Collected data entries
§
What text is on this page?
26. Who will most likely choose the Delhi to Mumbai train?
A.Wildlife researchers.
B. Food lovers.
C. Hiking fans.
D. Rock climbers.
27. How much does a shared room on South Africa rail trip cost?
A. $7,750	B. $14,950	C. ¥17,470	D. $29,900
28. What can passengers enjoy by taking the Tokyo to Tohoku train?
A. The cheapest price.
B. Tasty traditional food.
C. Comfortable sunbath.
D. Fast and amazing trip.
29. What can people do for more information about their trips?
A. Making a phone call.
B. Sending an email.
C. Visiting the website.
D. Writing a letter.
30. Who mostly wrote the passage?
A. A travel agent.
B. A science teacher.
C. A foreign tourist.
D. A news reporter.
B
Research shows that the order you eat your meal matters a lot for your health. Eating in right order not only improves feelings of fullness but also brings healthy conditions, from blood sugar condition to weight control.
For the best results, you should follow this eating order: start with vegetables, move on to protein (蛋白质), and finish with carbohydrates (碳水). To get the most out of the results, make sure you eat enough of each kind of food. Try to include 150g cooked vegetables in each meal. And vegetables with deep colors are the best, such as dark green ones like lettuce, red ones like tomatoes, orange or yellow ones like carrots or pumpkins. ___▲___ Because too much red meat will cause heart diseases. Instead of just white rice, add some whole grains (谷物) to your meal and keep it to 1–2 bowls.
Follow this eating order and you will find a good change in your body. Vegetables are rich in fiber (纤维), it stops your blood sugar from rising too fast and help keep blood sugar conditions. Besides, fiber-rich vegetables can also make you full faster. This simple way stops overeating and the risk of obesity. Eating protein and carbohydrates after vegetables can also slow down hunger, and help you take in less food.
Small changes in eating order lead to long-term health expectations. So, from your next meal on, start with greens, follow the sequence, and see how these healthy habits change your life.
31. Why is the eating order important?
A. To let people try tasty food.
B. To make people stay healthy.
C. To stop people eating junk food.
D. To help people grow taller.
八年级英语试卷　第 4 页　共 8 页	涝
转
§
Work instruction:
Copy the data above in its entirety, exactly as given.

Expected answer:
What text is on this page?
26. Who will most likely choose the Delhi to Mumbai train?
A.Wildlife researchers.
B. Food lovers.
C. Hiking fans.
D. Rock climbers.
27. How much does a shared room on South Africa rail trip cost?
A. $7,750	B. $14,950	C. ¥17,470	D. $29,900
28. What can passengers enjoy by taking the Tokyo to Tohoku train?
A. The cheapest price.
B. Tasty traditional food.
C. Comfortable sunbath.
D. Fast and amazing trip.
29. What can people do for more information about their trips?
A. Making a phone call.
B. Sending an email.
C. Visiting the website.
D. Writing a letter.
30. Who mostly wrote the passage?
A. A travel agent.
B. A science teacher.
C. A foreign tourist.
D. A news reporter.
B
Research shows that the order you eat your meal matters a lot for your health. Eating in right order not only improves feelings of fullness but also brings healthy conditions, from blood sugar condition to weight control.
For the best results, you should follow this eating order: start with vegetables, move on to protein (蛋白质), and finish with carbohydrates (碳水). To get the most out of the results, make sure you eat enough of each kind of food. Try to include 150g cooked vegetables in each meal. And vegetables with deep colors are the best, such as dark green ones like lettuce, red ones like tomatoes, orange or yellow ones like carrots or pumpkins. ___▲___ Because too much red meat will cause heart diseases. Instead of just white rice, add some whole grains (谷物) to your meal and keep it to 1–2 bowls.
Follow this eating order and you will find a good change in your body. Vegetables are rich in fiber (纤维), it stops your blood sugar from rising too fast and help keep blood sugar conditions. Besides, fiber-rich vegetables can also make you full faster. This simple way stops overeating and the risk of obesity. Eating protein and carbohydrates after vegetables can also slow down hunger, and help you take in less food.
Small changes in eating order lead to long-term health expectations. So, from your next meal on, start with greens, follow the sequence, and see how these healthy habits change your life.
31. Why is the eating order important?
A. To let people try tasty food.
B. To make people stay healthy.
C. To stop people eating junk food.
D. To help people grow taller.
八年级英语试卷　第 4 页　共 8 页	涝
转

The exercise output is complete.